TRECHO DO TEXTO
SpaceX coloca mais 60 satélites de internet em órbita

(SpaceX/Divulgação)

A SpaceX, do bilionário Elon Musk, concluiu o lançamento de sua quarta leva de satélites de internet. Os 60 novos objetos se juntarão aos mais de 170 outros satélites da empresa que já estão em órbita terrestre. E farão parte do ousado projeto de criar uma rede de internet global, capaz de fornecer sinal para quase todo o planeta. Mas a ação empresa atraiu, novamente, críticas de astrônomos e estudiosos, que temem que o aumento de satélites leve a mais colisões espaciais e detritos flutuando em nossa órbita.

A primeira leva de foguetes foi enviada em maio de 2019 e inaugurou o projeto Starlink, que tem como objetivo suprir a demanda por internet banda larga em lugares isolados, onde a fibra ótica não é uma opção. Segundo a SpaceX, a rede completa de satélites conseguirá fornecer acesso a internet de alta velocidade em quase todo o mundo, exceto nos polos.

ENUNCIADO DO EXERCÍCIO
Segundo o texto sobre os satélites da SpaceX, por que astrônomos e estudiosos criticaram o novo lançamento? Explique em uma a três frases.

Dados de compreensão de documentos:
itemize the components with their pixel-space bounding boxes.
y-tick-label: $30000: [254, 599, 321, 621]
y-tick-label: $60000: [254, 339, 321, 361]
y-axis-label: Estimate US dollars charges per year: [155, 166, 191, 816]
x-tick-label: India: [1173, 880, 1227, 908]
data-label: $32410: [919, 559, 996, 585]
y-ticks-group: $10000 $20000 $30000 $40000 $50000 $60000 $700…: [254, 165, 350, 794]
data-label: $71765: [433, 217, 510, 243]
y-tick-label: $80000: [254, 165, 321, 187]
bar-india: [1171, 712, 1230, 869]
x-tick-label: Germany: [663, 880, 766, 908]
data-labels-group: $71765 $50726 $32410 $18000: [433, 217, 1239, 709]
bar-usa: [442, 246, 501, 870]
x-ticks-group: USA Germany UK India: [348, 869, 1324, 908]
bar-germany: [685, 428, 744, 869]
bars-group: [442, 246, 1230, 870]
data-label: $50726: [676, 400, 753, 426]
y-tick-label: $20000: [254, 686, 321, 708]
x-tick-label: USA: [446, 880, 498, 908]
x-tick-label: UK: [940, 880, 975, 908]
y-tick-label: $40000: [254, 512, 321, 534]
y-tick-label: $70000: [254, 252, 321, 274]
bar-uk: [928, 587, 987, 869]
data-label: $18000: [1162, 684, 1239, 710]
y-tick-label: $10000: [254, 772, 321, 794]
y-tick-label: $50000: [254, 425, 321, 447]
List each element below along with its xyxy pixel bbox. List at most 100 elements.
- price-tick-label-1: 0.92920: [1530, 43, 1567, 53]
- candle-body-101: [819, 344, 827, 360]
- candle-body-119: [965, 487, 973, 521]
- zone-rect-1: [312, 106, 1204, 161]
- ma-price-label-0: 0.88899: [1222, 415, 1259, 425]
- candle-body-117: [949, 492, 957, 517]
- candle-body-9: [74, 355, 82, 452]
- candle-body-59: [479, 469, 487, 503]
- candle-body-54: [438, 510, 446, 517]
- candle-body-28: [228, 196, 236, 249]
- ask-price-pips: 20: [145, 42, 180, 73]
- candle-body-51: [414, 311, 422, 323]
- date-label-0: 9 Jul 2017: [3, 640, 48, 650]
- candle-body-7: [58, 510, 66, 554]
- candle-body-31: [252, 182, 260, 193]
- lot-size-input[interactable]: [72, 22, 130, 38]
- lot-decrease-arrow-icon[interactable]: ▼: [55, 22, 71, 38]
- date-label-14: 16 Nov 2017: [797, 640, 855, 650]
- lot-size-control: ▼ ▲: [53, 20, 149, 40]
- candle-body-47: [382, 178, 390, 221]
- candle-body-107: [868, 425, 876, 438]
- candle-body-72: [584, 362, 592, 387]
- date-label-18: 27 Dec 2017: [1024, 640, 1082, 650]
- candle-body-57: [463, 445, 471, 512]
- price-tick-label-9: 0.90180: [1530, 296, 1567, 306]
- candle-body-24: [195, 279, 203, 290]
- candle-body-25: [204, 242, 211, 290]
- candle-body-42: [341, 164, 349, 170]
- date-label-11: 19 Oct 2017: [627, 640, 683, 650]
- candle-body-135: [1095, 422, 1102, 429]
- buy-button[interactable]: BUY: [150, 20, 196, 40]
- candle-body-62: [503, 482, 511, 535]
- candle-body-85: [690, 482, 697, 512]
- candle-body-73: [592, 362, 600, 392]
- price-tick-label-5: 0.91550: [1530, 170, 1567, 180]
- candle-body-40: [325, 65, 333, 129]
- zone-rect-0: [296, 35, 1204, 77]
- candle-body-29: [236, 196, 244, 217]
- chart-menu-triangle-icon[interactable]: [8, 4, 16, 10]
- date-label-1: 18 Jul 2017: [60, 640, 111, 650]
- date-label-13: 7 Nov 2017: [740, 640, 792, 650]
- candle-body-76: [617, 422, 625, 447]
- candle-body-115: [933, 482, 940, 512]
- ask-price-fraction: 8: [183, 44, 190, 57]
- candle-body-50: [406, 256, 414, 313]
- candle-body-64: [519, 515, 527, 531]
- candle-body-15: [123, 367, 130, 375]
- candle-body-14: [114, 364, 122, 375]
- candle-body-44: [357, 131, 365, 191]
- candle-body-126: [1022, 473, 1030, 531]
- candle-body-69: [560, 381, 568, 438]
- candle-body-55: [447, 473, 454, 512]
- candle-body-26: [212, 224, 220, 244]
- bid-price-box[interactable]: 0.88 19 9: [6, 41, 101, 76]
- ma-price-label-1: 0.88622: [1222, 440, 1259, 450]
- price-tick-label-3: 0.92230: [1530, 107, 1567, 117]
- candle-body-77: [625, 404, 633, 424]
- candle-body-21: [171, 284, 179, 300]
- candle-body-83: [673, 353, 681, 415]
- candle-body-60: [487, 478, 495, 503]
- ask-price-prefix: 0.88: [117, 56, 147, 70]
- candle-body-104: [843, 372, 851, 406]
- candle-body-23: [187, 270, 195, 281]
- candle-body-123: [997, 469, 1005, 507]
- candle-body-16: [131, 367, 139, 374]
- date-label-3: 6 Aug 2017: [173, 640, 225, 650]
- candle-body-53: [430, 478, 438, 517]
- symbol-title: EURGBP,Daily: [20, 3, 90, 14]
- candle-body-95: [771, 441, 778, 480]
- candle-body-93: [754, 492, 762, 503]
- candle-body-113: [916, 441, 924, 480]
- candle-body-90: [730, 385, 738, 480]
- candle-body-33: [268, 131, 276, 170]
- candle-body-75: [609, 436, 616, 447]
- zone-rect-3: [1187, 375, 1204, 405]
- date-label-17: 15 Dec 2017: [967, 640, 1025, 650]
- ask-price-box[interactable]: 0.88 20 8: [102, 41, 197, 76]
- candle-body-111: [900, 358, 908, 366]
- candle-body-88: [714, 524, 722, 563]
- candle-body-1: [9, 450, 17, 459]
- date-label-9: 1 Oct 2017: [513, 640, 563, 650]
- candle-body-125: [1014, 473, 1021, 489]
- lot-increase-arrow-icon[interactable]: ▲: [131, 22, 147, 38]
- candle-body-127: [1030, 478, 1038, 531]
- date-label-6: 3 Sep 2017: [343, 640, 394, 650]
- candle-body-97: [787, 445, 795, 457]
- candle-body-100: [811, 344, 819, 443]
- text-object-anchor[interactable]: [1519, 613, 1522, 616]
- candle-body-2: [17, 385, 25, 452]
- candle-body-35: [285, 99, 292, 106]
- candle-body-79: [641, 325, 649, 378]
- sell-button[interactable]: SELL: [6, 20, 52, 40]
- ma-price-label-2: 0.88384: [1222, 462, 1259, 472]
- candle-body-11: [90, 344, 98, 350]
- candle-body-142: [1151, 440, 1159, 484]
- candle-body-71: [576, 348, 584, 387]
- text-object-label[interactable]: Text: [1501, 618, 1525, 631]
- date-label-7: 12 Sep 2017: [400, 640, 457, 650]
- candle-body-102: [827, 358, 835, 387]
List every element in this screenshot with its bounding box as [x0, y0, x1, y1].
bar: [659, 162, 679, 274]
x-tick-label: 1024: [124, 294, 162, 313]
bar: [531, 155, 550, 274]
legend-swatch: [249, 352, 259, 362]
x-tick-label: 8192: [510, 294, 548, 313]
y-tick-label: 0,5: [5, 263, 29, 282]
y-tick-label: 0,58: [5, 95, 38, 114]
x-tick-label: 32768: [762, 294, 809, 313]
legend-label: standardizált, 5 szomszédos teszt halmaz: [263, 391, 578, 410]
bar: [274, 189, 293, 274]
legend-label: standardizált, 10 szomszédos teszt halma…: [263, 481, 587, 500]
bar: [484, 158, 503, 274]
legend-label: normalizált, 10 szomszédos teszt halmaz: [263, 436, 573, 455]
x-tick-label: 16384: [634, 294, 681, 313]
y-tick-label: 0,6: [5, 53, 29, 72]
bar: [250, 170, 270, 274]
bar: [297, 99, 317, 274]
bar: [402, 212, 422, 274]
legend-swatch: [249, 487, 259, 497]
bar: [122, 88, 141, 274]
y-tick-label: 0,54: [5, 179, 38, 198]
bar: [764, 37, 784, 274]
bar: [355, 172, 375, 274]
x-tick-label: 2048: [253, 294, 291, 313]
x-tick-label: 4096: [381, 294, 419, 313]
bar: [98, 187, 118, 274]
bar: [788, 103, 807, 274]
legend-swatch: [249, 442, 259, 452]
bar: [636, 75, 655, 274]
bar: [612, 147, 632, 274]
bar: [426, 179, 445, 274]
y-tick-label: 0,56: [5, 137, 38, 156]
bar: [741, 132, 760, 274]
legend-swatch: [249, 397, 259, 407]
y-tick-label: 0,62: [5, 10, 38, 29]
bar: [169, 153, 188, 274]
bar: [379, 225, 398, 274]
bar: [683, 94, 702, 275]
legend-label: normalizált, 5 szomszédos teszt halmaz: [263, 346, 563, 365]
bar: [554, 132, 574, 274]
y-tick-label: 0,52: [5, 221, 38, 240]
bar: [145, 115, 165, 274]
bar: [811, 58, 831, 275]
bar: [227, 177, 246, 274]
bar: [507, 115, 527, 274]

RESPOSTA DO EXERCÍCIO
Eles temem que o aumento do número de satélites leve a mais colisões espaciais. Também temem mais detritos flutuando na órbita da Terra.